§ THE REQUEST
Write out each line word for word. Drop pictures.

##########

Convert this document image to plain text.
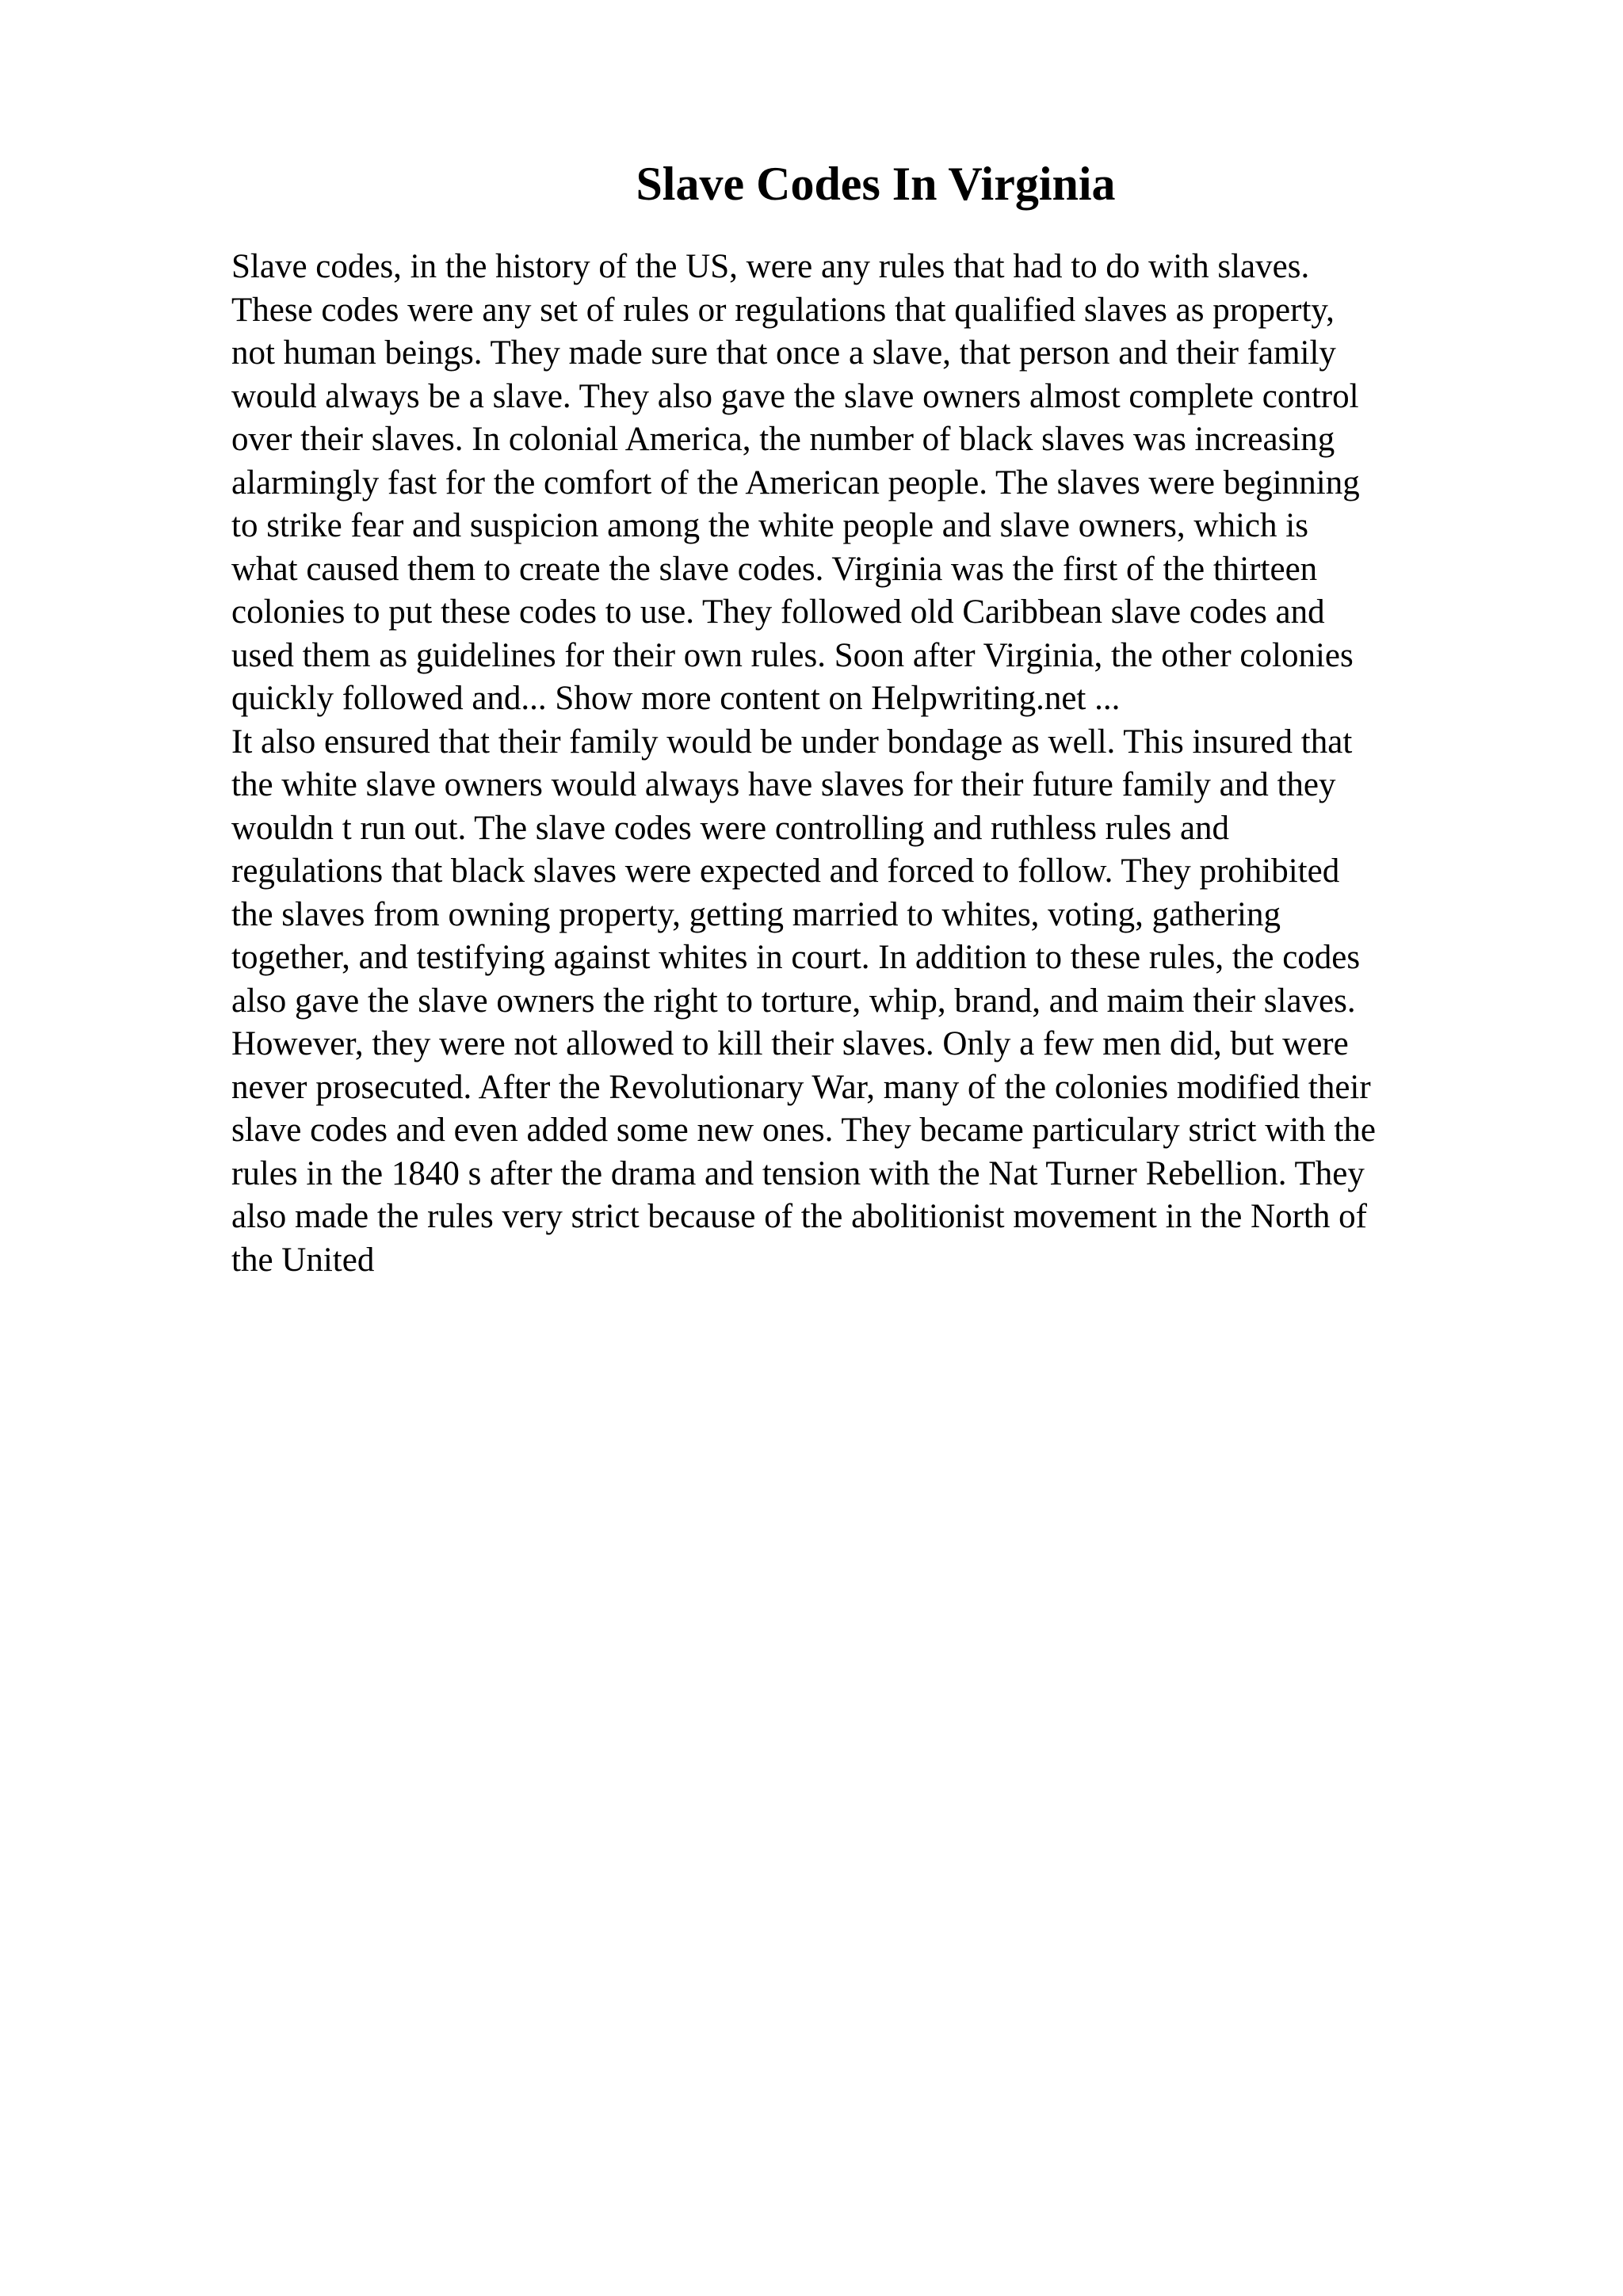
Slave Codes In Virginia
Slave codes, in the history of the US, were any rules that had to do with slaves.
These codes were any set of rules or regulations that qualified slaves as property,
not human beings. They made sure that once a slave, that person and their family
would always be a slave. They also gave the slave owners almost complete control
over their slaves. In colonial America, the number of black slaves was increasing
alarmingly fast for the comfort of the American people. The slaves were beginning
to strike fear and suspicion among the white people and slave owners, which is
what caused them to create the slave codes. Virginia was the first of the thirteen
colonies to put these codes to use. They followed old Caribbean slave codes and
used them as guidelines for their own rules. Soon after Virginia, the other colonies
quickly followed and... Show more content on Helpwriting.net ...
It also ensured that their family would be under bondage as well. This insured that
the white slave owners would always have slaves for their future family and they
wouldn t run out. The slave codes were controlling and ruthless rules and
regulations that black slaves were expected and forced to follow. They prohibited
the slaves from owning property, getting married to whites, voting, gathering
together, and testifying against whites in court. In addition to these rules, the codes
also gave the slave owners the right to torture, whip, brand, and maim their slaves.
However, they were not allowed to kill their slaves. Only a few men did, but were
never prosecuted. After the Revolutionary War, many of the colonies modified their
slave codes and even added some new ones. They became particulary strict with the
rules in the 1840 s after the drama and tension with the Nat Turner Rebellion. They
also made the rules very strict because of the abolitionist movement in the North of
the United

##########

§ ANSWER FOR THIS EXERCISE
Convert this document image to plain text.
Slave Codes In Virginia
Slave codes, in the history of the US, were any rules that had to do with slaves.
These codes were any set of rules or regulations that qualified slaves as property,
not human beings. They made sure that once a slave, that person and their family
would always be a slave. They also gave the slave owners almost complete control
over their slaves. In colonial America, the number of black slaves was increasing
alarmingly fast for the comfort of the American people. The slaves were beginning
to strike fear and suspicion among the white people and slave owners, which is
what caused them to create the slave codes. Virginia was the first of the thirteen
colonies to put these codes to use. They followed old Caribbean slave codes and
used them as guidelines for their own rules. Soon after Virginia, the other colonies
quickly followed and... Show more content on Helpwriting.net ...
It also ensured that their family would be under bondage as well. This insured that
the white slave owners would always have slaves for their future family and they
wouldn t run out. The slave codes were controlling and ruthless rules and
regulations that black slaves were expected and forced to follow. They prohibited
the slaves from owning property, getting married to whites, voting, gathering
together, and testifying against whites in court. In addition to these rules, the codes
also gave the slave owners the right to torture, whip, brand, and maim their slaves.
However, they were not allowed to kill their slaves. Only a few men did, but were
never prosecuted. After the Revolutionary War, many of the colonies modified their
slave codes and even added some new ones. They became particulary strict with the
rules in the 1840 s after the drama and tension with the Nat Turner Rebellion. They
also made the rules very strict because of the abolitionist movement in the North of
the United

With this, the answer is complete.